- [TASK TO COMPLETE] Each line that includes the string "含工业园区" counts once; give the total and nothing else.

- [RECORDS PROVIDED]
____________
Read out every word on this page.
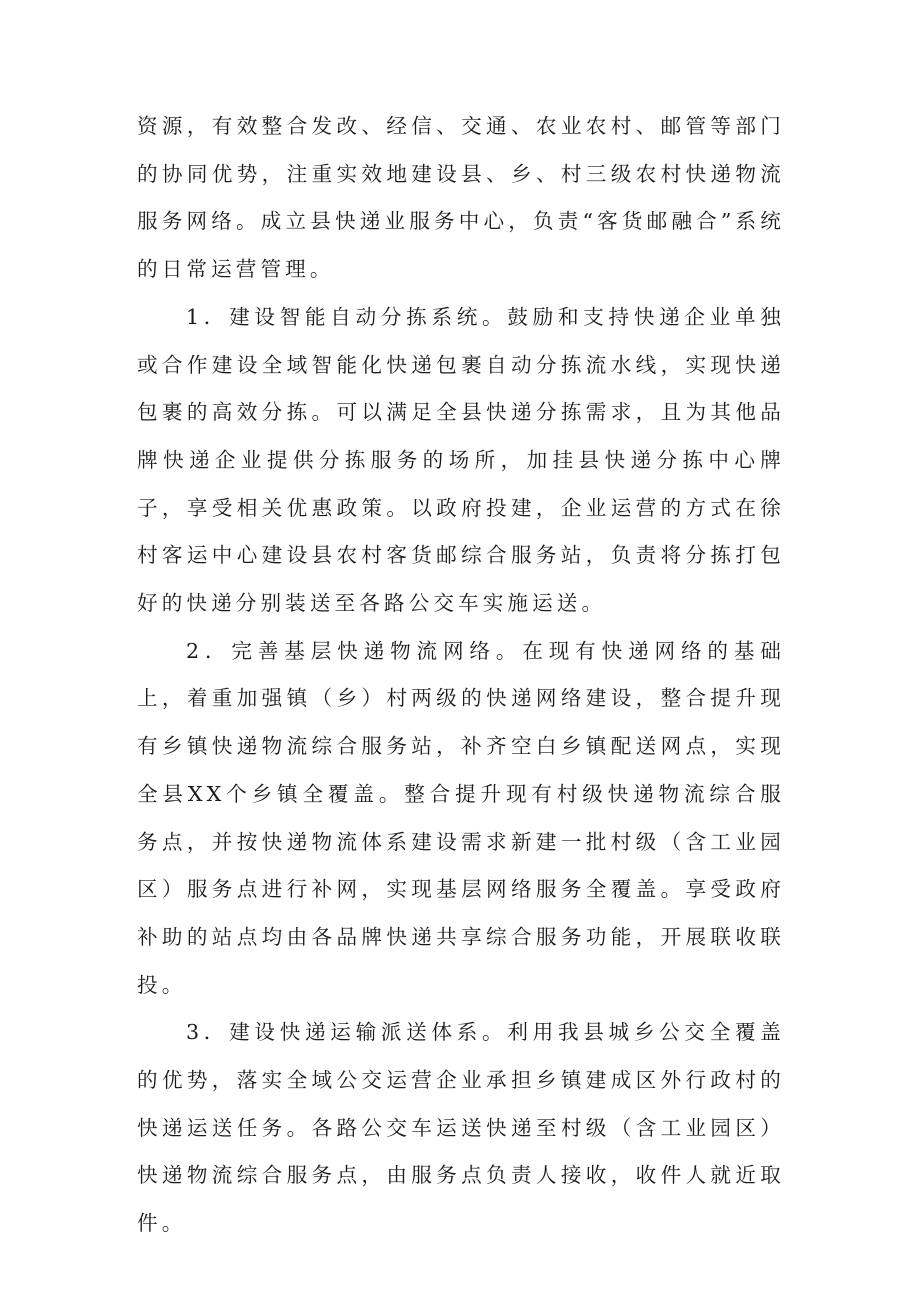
资源，有效整合发改、经信、交通、农业农村、邮管等部门的协同优势，注重实效地建设县、乡、村三级农村快递物流服务网络。成立县快递业服务中心，负责“客货邮融合”系统的日常运营管理。

1．建设智能自动分拣系统。鼓励和支持快递企业单独或合作建设全域智能化快递包裹自动分拣流水线，实现快递包裹的高效分拣。可以满足全县快递分拣需求，且为其他品牌快递企业提供分拣服务的场所，加挂县快递分拣中心牌子，享受相关优惠政策。以政府投建，企业运营的方式在徐村客运中心建设县农村客货邮综合服务站，负责将分拣打包好的快递分别装送至各路公交车实施运送。

2．完善基层快递物流网络。在现有快递网络的基础上，着重加强镇（乡）村两级的快递网络建设，整合提升现有乡镇快递物流综合服务站，补齐空白乡镇配送网点，实现全县XX个乡镇全覆盖。整合提升现有村级快递物流综合服务点，并按快递物流体系建设需求新建一批村级（含工业园区）服务点进行补网，实现基层网络服务全覆盖。享受政府补助的站点均由各品牌快递共享综合服务功能，开展联收联投。

3．建设快递运输派送体系。利用我县城乡公交全覆盖的优势，落实全域公交运营企业承担乡镇建成区外行政村的快递运送任务。各路公交车运送快递至村级（含工业园区）快递物流综合服务点，由服务点负责人接收，收件人就近取件。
____________
- [CORRECT RESULT] 2